# start of Supplied information

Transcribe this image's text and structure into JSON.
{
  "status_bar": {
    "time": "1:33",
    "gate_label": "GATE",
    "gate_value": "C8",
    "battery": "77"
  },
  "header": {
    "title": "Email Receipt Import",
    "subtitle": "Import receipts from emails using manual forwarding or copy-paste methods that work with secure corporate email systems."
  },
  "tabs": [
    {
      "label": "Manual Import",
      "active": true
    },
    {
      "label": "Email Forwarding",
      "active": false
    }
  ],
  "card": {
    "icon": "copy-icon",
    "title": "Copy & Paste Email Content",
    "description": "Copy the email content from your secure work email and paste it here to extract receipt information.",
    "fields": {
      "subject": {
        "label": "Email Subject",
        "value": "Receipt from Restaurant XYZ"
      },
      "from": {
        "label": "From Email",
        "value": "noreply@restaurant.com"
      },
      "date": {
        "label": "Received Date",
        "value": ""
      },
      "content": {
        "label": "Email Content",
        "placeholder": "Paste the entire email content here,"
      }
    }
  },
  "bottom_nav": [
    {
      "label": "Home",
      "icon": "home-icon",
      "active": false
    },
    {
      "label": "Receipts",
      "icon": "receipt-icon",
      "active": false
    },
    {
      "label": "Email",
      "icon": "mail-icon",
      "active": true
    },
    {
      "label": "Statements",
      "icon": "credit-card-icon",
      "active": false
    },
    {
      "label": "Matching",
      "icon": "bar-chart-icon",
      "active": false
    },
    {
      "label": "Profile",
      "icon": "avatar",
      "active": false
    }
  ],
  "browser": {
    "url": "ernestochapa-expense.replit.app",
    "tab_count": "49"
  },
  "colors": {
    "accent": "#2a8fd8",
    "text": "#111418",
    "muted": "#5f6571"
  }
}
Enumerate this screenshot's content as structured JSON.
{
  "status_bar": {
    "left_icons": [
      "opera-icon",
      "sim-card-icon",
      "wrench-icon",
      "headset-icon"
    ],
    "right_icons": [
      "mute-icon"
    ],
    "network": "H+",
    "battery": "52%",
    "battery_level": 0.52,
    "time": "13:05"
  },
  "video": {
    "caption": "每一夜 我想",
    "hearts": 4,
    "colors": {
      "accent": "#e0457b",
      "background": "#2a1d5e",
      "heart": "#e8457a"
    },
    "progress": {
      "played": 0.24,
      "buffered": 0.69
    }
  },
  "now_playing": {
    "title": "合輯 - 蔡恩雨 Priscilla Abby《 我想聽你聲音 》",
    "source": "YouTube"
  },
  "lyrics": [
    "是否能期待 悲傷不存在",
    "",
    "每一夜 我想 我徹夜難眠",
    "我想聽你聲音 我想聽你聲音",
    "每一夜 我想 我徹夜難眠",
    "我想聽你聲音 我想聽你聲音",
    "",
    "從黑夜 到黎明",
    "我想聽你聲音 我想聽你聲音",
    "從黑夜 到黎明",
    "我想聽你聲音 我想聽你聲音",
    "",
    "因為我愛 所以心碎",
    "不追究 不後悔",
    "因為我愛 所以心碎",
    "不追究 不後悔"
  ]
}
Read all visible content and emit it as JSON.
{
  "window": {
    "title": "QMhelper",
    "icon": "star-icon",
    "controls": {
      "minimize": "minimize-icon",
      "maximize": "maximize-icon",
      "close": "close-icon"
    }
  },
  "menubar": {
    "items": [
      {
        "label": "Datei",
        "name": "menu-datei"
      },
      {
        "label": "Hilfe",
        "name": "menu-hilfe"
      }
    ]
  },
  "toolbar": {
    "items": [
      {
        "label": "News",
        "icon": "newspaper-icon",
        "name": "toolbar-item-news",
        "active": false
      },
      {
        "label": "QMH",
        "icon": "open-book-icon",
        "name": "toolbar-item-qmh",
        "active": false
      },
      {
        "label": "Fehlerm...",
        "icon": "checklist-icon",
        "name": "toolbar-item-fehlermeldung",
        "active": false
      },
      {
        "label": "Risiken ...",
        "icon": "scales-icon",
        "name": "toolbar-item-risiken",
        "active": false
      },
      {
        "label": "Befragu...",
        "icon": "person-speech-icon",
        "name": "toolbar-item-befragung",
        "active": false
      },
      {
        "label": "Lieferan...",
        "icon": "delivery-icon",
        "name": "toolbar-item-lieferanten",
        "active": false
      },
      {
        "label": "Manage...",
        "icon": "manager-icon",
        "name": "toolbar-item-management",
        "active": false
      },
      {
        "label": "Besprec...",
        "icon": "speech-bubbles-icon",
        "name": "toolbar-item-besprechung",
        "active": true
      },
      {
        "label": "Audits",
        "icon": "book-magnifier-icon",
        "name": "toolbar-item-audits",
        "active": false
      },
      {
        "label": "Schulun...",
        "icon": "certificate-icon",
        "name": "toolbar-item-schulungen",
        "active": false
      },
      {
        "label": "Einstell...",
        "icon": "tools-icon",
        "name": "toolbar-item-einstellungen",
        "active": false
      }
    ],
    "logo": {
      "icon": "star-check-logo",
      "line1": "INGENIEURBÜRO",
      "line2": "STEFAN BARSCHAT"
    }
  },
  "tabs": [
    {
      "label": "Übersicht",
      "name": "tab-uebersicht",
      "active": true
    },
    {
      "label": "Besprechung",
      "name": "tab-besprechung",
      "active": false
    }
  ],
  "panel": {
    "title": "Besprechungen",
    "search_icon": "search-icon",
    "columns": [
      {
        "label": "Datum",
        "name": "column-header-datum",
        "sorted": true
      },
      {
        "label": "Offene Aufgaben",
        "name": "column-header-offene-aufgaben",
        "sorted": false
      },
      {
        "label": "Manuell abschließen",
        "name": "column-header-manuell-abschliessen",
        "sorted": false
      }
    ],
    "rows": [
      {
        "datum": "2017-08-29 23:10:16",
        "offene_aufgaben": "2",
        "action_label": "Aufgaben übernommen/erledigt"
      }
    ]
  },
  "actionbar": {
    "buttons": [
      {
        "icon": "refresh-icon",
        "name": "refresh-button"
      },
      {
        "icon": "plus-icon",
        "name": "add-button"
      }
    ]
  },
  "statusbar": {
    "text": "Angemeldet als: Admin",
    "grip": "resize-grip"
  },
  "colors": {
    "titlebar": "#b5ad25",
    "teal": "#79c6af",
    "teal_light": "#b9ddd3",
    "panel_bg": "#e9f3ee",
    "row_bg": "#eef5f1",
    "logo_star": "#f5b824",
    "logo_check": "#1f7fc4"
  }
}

# end of Supplied information

[Task requirements]
Using the listing above, show every line that includes the string "here".

[Response to the task]
    "description": "Copy the email content from your secure work email and paste it here to extract receipt information.",
        "placeholder": "Paste the entire email content here,"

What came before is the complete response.